- _EXERCISE DESCRIPTION_:
Count the lines in the entries below that contain the word "components", and state only that number.

- _INFORMATION SHOWN_:
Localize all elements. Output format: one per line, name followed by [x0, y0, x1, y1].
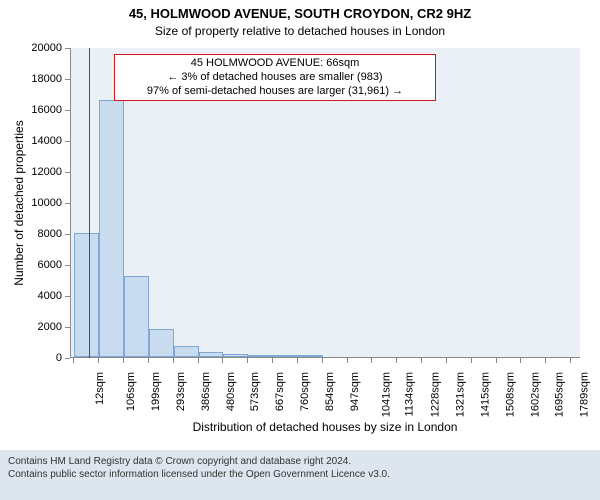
x-tick-mark — [496, 358, 497, 363]
x-tick-label: 760sqm — [299, 372, 311, 411]
y-tick-mark — [65, 79, 70, 80]
property-marker-line — [89, 48, 90, 358]
y-tick-mark — [65, 110, 70, 111]
x-tick-mark — [173, 358, 174, 363]
x-tick-label: 1415sqm — [479, 372, 491, 417]
footer-line-2: Contains public sector information licen… — [8, 468, 592, 481]
x-tick-label: 854sqm — [324, 372, 336, 411]
x-tick-label: 1134sqm — [404, 372, 416, 416]
x-tick-mark — [198, 358, 199, 363]
y-tick-label: 8000 — [0, 228, 62, 240]
histogram-bar — [199, 352, 224, 357]
y-tick-label: 14000 — [0, 135, 62, 147]
x-tick-label: 1321sqm — [454, 372, 466, 417]
x-tick-mark — [272, 358, 273, 363]
y-tick-mark — [65, 203, 70, 204]
x-tick-label: 1602sqm — [529, 372, 541, 417]
x-tick-label: 1789sqm — [578, 372, 590, 417]
histogram-bar — [99, 100, 124, 357]
x-tick-label: 12sqm — [94, 372, 106, 405]
y-tick-mark — [65, 327, 70, 328]
y-tick-mark — [65, 141, 70, 142]
y-tick-label: 16000 — [0, 104, 62, 116]
x-tick-mark — [471, 358, 472, 363]
x-tick-mark — [347, 358, 348, 363]
y-tick-label: 4000 — [0, 290, 62, 302]
x-tick-mark — [148, 358, 149, 363]
y-tick-mark — [65, 172, 70, 173]
x-tick-mark — [545, 358, 546, 363]
x-tick-mark — [98, 358, 99, 363]
info-line-1: 45 HOLMWOOD AVENUE: 66sqm — [119, 57, 431, 71]
x-axis-label: Distribution of detached houses by size … — [70, 420, 580, 436]
y-tick-label: 18000 — [0, 73, 62, 85]
y-tick-label: 6000 — [0, 259, 62, 271]
x-tick-mark — [570, 358, 571, 363]
x-tick-mark — [222, 358, 223, 363]
x-tick-mark — [446, 358, 447, 363]
x-tick-mark — [421, 358, 422, 363]
x-tick-label: 947sqm — [349, 372, 361, 411]
y-tick-mark — [65, 265, 70, 266]
x-tick-mark — [322, 358, 323, 363]
y-tick-mark — [65, 296, 70, 297]
x-tick-label: 1041sqm — [380, 372, 392, 417]
y-tick-label: 0 — [0, 352, 62, 364]
x-tick-mark — [73, 358, 74, 363]
y-tick-mark — [65, 48, 70, 49]
histogram-bar — [248, 355, 273, 357]
x-tick-label: 106sqm — [125, 372, 137, 411]
x-tick-label: 1228sqm — [429, 372, 441, 417]
x-tick-mark — [371, 358, 372, 363]
x-tick-label: 573sqm — [249, 372, 261, 411]
chart-title-line1: 45, HOLMWOOD AVENUE, SOUTH CROYDON, CR2 … — [0, 6, 600, 21]
x-tick-mark — [247, 358, 248, 363]
histogram-bar — [74, 233, 99, 357]
histogram-bar — [124, 276, 149, 357]
y-tick-mark — [65, 358, 70, 359]
info-line-3: 97% of semi-detached houses are larger (… — [119, 85, 431, 99]
x-tick-mark — [297, 358, 298, 363]
y-tick-label: 20000 — [0, 42, 62, 54]
y-tick-mark — [65, 234, 70, 235]
y-tick-label: 10000 — [0, 197, 62, 209]
x-tick-mark — [396, 358, 397, 363]
histogram-bar — [273, 355, 298, 357]
info-line-2: ← 3% of detached houses are smaller (983… — [119, 71, 431, 85]
x-tick-mark — [123, 358, 124, 363]
chart-title-line2: Size of property relative to detached ho… — [0, 24, 600, 38]
y-tick-label: 2000 — [0, 321, 62, 333]
histogram-bar — [174, 346, 199, 357]
footer-line-1: Contains HM Land Registry data © Crown c… — [8, 455, 592, 468]
y-tick-label: 12000 — [0, 166, 62, 178]
x-tick-label: 480sqm — [225, 372, 237, 411]
x-tick-label: 293sqm — [175, 372, 187, 411]
histogram-bar — [149, 329, 174, 357]
property-info-box: 45 HOLMWOOD AVENUE: 66sqm ← 3% of detach… — [114, 54, 436, 101]
x-tick-label: 386sqm — [200, 372, 212, 411]
x-tick-label: 1508sqm — [504, 372, 516, 417]
x-tick-label: 199sqm — [150, 372, 162, 411]
histogram-bar — [223, 354, 248, 357]
x-tick-label: 667sqm — [274, 372, 286, 411]
footer: Contains HM Land Registry data © Crown c… — [0, 450, 600, 500]
x-tick-mark — [520, 358, 521, 363]
histogram-bar — [298, 355, 323, 357]
x-tick-label: 1695sqm — [554, 372, 566, 417]
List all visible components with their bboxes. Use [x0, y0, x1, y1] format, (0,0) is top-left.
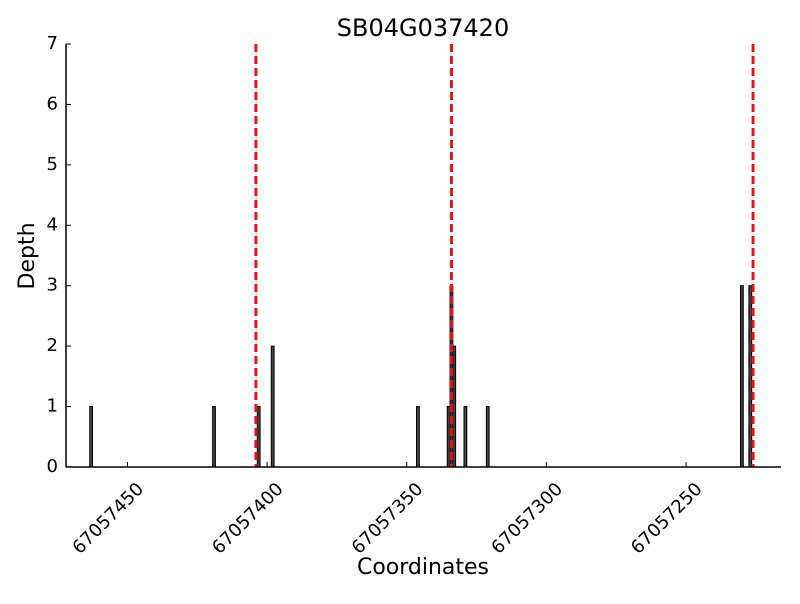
x-axis-label: Coordinates: [357, 555, 489, 580]
bar: [270, 345, 275, 468]
bar: [89, 406, 94, 468]
bar: [740, 285, 744, 468]
y-tick-label: 3: [47, 275, 58, 296]
x-tick-label: 67057250: [627, 479, 707, 559]
bar: [416, 406, 420, 468]
bar: [485, 406, 490, 468]
chart-title: SB04G037420: [337, 14, 509, 42]
y-tick-label: 4: [47, 214, 58, 235]
x-tick-label: 67057400: [208, 479, 288, 559]
x-tick-label: 67057350: [348, 479, 428, 559]
bar: [256, 406, 261, 468]
bar: [748, 285, 753, 468]
y-tick-label: 1: [47, 396, 58, 417]
y-tick-label: 7: [47, 33, 58, 54]
y-axis-label: Depth: [15, 222, 40, 289]
bar: [452, 345, 457, 468]
y-tick-label: 5: [47, 154, 58, 175]
y-tick-label: 2: [47, 335, 58, 356]
y-tick-label: 6: [47, 93, 58, 114]
x-tick-label: 67057450: [68, 479, 148, 559]
y-tick-label: 0: [47, 456, 58, 477]
bar: [463, 406, 468, 468]
bar: [212, 406, 216, 468]
x-tick-label: 67057300: [487, 479, 567, 559]
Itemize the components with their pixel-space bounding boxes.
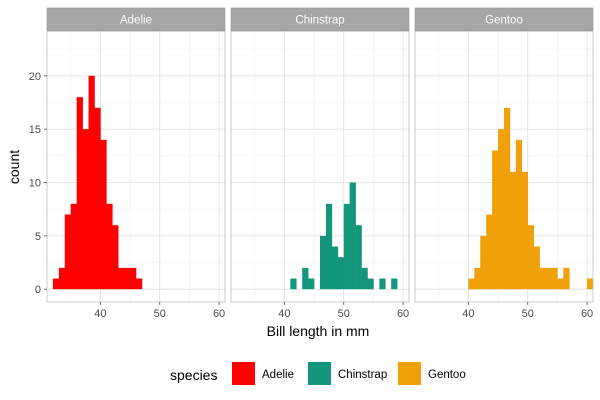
x-tick-label: 50 — [522, 308, 534, 320]
legend-swatch-chinstrap — [308, 362, 331, 385]
bar-adelie-41 — [106, 203, 113, 290]
facet-strip-chinstrap — [230, 7, 410, 32]
bar-chinstrap-43 — [302, 267, 309, 290]
facet-strip-label: Chinstrap — [295, 15, 344, 27]
panel-chinstrap: Chinstrap — [230, 7, 410, 303]
bar-adelie-36 — [76, 97, 83, 290]
panel-gentoo: Gentoo — [414, 7, 594, 303]
bar-adelie-43 — [118, 267, 125, 290]
bar-adelie-45 — [130, 267, 137, 290]
bar-adelie-42 — [112, 225, 119, 290]
bar-gentoo-41 — [474, 267, 481, 290]
bar-adelie-33 — [58, 267, 66, 290]
bar-adelie-37 — [82, 129, 89, 290]
bar-gentoo-49 — [521, 171, 529, 290]
x-axis-title: Bill length in mm — [267, 323, 370, 339]
bar-gentoo-48 — [515, 139, 523, 290]
x-tick-label: 60 — [213, 308, 225, 320]
bar-gentoo-56 — [563, 267, 570, 290]
y-tick-label: 10 — [29, 178, 41, 190]
y-tick-label: 20 — [29, 71, 41, 83]
bar-gentoo-44 — [492, 150, 499, 290]
bar-chinstrap-52 — [355, 225, 362, 290]
facet-panels: Adelie Chinstrap Gentoo — [46, 7, 594, 303]
bar-gentoo-40 — [468, 278, 475, 290]
bar-gentoo-52 — [539, 267, 546, 290]
bar-adelie-35 — [70, 203, 77, 290]
bar-gentoo-46 — [504, 107, 511, 290]
bar-chinstrap-49 — [337, 257, 345, 290]
y-tick-label: 0 — [35, 284, 41, 296]
bar-adelie-40 — [100, 139, 107, 290]
bar-chinstrap-46 — [320, 235, 327, 290]
bar-adelie-44 — [124, 267, 131, 290]
bar-gentoo-47 — [509, 171, 517, 290]
y-axis: 0 5 10 15 20 — [29, 71, 47, 296]
bar-gentoo-45 — [498, 129, 505, 290]
legend-label-gentoo: Gentoo — [428, 369, 466, 381]
bar-adelie-34 — [64, 214, 72, 290]
bar-chinstrap-47 — [325, 203, 333, 290]
y-tick-label: 15 — [29, 124, 41, 136]
x-tick-label: 60 — [397, 308, 409, 320]
x-tick-label: 40 — [462, 308, 474, 320]
bar-chinstrap-44 — [308, 278, 315, 290]
bar-adelie-38 — [88, 75, 95, 290]
x-tick-label: 60 — [581, 308, 593, 320]
y-axis-title: count — [6, 150, 22, 184]
facet-strip-label: Adelie — [120, 15, 152, 27]
facet-strip-label: Gentoo — [485, 15, 523, 27]
bar-gentoo-51 — [533, 246, 540, 290]
facet-strip-adelie — [46, 7, 226, 32]
bar-chinstrap-50 — [343, 203, 350, 290]
bar-adelie-46 — [136, 278, 143, 290]
legend-swatch-adelie — [232, 362, 255, 385]
bar-chinstrap-56 — [379, 278, 386, 290]
bar-gentoo-53 — [545, 267, 552, 290]
bar-chinstrap-53 — [361, 267, 368, 290]
bar-gentoo-50 — [527, 225, 534, 290]
x-tick-label: 40 — [278, 308, 290, 320]
bar-gentoo-43 — [486, 214, 493, 290]
bar-adelie-39 — [94, 107, 101, 290]
panel-adelie: Adelie — [46, 7, 226, 303]
bar-chinstrap-51 — [349, 182, 356, 290]
legend-label-adelie: Adelie — [262, 369, 294, 381]
bar-chinstrap-58 — [391, 278, 398, 290]
facet-strip-gentoo — [414, 7, 594, 32]
bar-adelie-32 — [52, 278, 60, 290]
x-tick-label: 40 — [94, 308, 106, 320]
bar-gentoo-55 — [557, 278, 564, 290]
x-tick-label: 50 — [154, 308, 166, 320]
legend-title: species — [170, 367, 217, 383]
bar-chinstrap-48 — [331, 246, 339, 290]
legend: species Adelie Chinstrap Gentoo — [170, 362, 466, 385]
bar-gentoo-54 — [551, 267, 558, 290]
x-axis: 40 50 60 40 50 60 40 50 60 — [94, 302, 593, 320]
legend-swatch-gentoo — [398, 362, 421, 385]
bar-gentoo-60 — [587, 278, 594, 290]
x-tick-label: 50 — [338, 308, 350, 320]
y-tick-label: 5 — [35, 231, 41, 243]
bar-chinstrap-54 — [367, 278, 374, 290]
legend-label-chinstrap: Chinstrap — [338, 369, 387, 381]
bar-gentoo-42 — [480, 235, 487, 290]
bar-chinstrap-41 — [290, 278, 297, 290]
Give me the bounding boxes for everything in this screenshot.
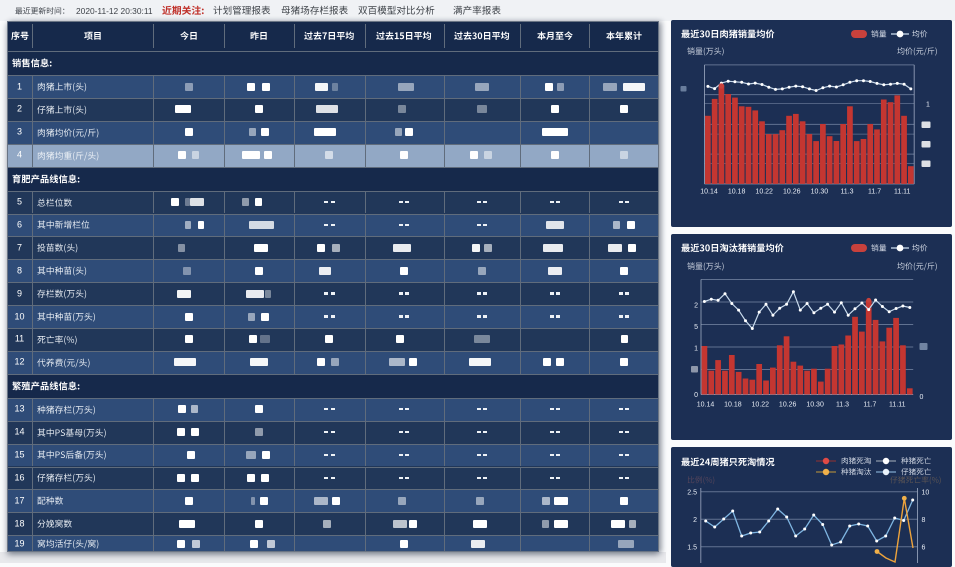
- svg-text:8: 8: [922, 517, 926, 524]
- svg-text:0: 0: [920, 394, 924, 401]
- svg-text:10.22: 10.22: [752, 402, 770, 409]
- svg-text:10: 10: [922, 490, 930, 497]
- svg-text:10.30: 10.30: [811, 189, 829, 196]
- svg-text:10.18: 10.18: [728, 189, 746, 196]
- svg-text:10.26: 10.26: [779, 402, 797, 409]
- svg-text:2.5: 2.5: [687, 490, 697, 497]
- svg-text:10.14: 10.14: [697, 402, 715, 409]
- svg-text:11.7: 11.7: [868, 189, 881, 196]
- svg-text:1.5: 1.5: [687, 545, 697, 552]
- svg-text:10.14: 10.14: [700, 189, 718, 196]
- svg-text:5: 5: [694, 324, 698, 331]
- svg-text:11.7: 11.7: [863, 402, 876, 409]
- svg-text:11.3: 11.3: [840, 189, 853, 196]
- svg-text:1: 1: [926, 101, 930, 108]
- svg-text:10.22: 10.22: [755, 189, 773, 196]
- svg-text:10.18: 10.18: [724, 402, 742, 409]
- svg-text:10.26: 10.26: [783, 189, 801, 196]
- svg-text:11.3: 11.3: [836, 402, 849, 409]
- svg-text:11.11: 11.11: [889, 402, 906, 409]
- svg-text:0: 0: [694, 392, 698, 399]
- svg-text:11.11: 11.11: [894, 189, 911, 196]
- svg-text:1: 1: [694, 346, 698, 353]
- svg-text:6: 6: [922, 545, 926, 552]
- svg-text:2: 2: [693, 517, 697, 524]
- svg-text:10.30: 10.30: [806, 402, 824, 409]
- svg-text:2: 2: [694, 303, 698, 310]
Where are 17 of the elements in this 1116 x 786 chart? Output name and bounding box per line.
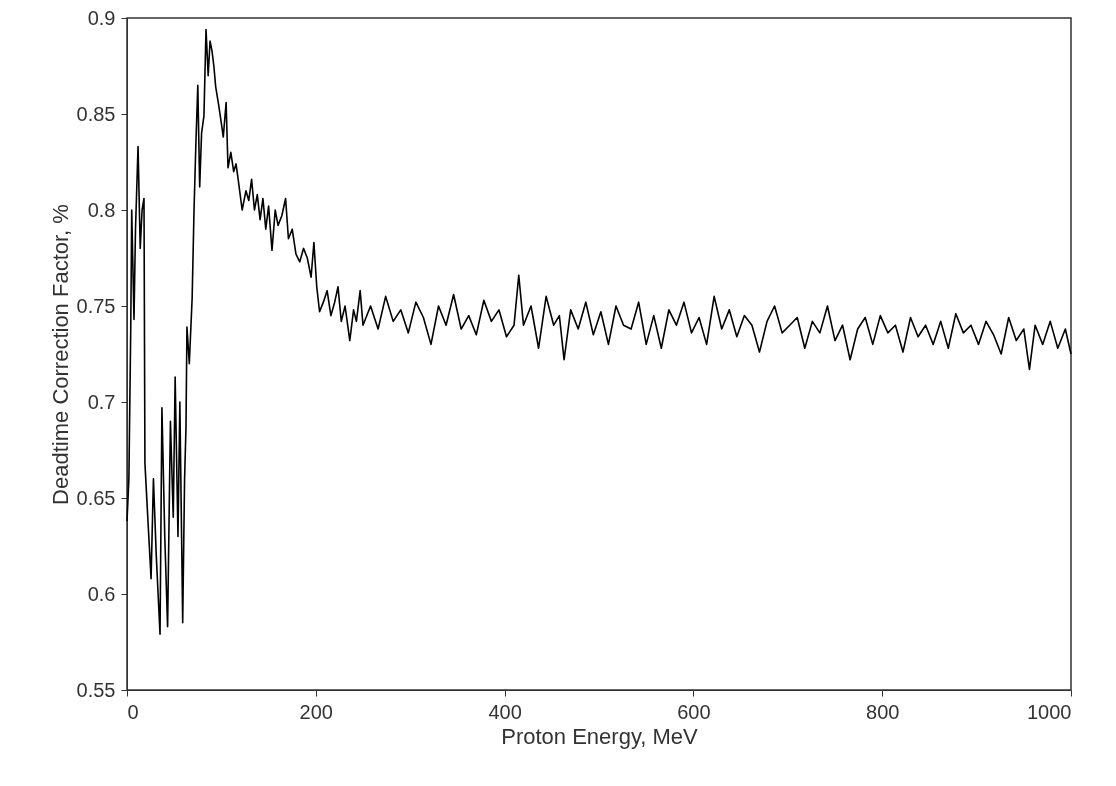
line-series [126,28,1072,636]
y-tick-label: 0.9 [87,6,116,29]
x-tick-label: 400 [488,700,522,723]
y-tick-label: 0.85 [76,102,116,125]
y-tick-label: 0.6 [87,582,116,605]
x-tick-label: 0 [127,700,139,723]
x-tick-label: 800 [866,700,900,723]
x-tick-label: 1000 [1027,700,1072,723]
y-axis-title: Deadtime Correction Factor, % [47,204,73,505]
y-tick-label: 0.55 [76,678,116,701]
x-tick-label: 200 [299,700,333,723]
y-tick-label: 0.75 [76,294,116,317]
y-tick-label: 0.65 [76,486,116,509]
x-tick-label: 600 [677,700,711,723]
x-axis-title: Proton Energy, MeV [501,723,699,749]
y-tick-label: 0.8 [87,198,116,221]
y-tick-label: 0.7 [87,390,116,413]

- _RIGHT ANSWER_:
2